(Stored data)
[start]
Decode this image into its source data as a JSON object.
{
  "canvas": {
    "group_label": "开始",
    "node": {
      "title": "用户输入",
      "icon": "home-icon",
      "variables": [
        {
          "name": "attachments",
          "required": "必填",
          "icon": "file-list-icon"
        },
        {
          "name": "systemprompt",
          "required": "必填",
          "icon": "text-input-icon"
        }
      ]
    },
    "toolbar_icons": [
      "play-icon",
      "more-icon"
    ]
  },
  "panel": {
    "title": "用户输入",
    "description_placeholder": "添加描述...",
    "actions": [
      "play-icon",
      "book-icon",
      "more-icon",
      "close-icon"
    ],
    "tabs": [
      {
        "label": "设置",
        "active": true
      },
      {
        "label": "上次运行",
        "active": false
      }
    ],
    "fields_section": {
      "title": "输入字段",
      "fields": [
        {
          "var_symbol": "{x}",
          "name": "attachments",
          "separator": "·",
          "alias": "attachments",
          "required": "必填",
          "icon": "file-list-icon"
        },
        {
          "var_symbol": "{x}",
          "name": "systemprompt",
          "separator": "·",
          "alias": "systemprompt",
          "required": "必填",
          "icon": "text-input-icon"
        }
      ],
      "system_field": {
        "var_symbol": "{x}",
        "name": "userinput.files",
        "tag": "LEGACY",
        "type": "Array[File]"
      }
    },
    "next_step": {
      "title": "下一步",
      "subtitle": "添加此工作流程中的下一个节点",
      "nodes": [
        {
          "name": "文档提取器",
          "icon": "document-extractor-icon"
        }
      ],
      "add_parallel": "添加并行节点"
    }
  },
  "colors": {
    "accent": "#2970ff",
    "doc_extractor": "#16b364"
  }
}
[end]
Output an exact copy of each record.

__TASK OUTPUT__
Decode this image into its source data as a JSON object.
{
  "canvas": {
    "group_label": "开始",
    "node": {
      "title": "用户输入",
      "icon": "home-icon",
      "variables": [
        {
          "name": "attachments",
          "required": "必填",
          "icon": "file-list-icon"
        },
        {
          "name": "systemprompt",
          "required": "必填",
          "icon": "text-input-icon"
        }
      ]
    },
    "toolbar_icons": [
      "play-icon",
      "more-icon"
    ]
  },
  "panel": {
    "title": "用户输入",
    "description_placeholder": "添加描述...",
    "actions": [
      "play-icon",
      "book-icon",
      "more-icon",
      "close-icon"
    ],
    "tabs": [
      {
        "label": "设置",
        "active": true
      },
      {
        "label": "上次运行",
        "active": false
      }
    ],
    "fields_section": {
      "title": "输入字段",
      "fields": [
        {
          "var_symbol": "{x}",
          "name": "attachments",
          "separator": "·",
          "alias": "attachments",
          "required": "必填",
          "icon": "file-list-icon"
        },
        {
          "var_symbol": "{x}",
          "name": "systemprompt",
          "separator": "·",
          "alias": "systemprompt",
          "required": "必填",
          "icon": "text-input-icon"
        }
      ],
      "system_field": {
        "var_symbol": "{x}",
        "name": "userinput.files",
        "tag": "LEGACY",
        "type": "Array[File]"
      }
    },
    "next_step": {
      "title": "下一步",
      "subtitle": "添加此工作流程中的下一个节点",
      "nodes": [
        {
          "name": "文档提取器",
          "icon": "document-extractor-icon"
        }
      ],
      "add_parallel": "添加并行节点"
    }
  },
  "colors": {
    "accent": "#2970ff",
    "doc_extractor": "#16b364"
  }
}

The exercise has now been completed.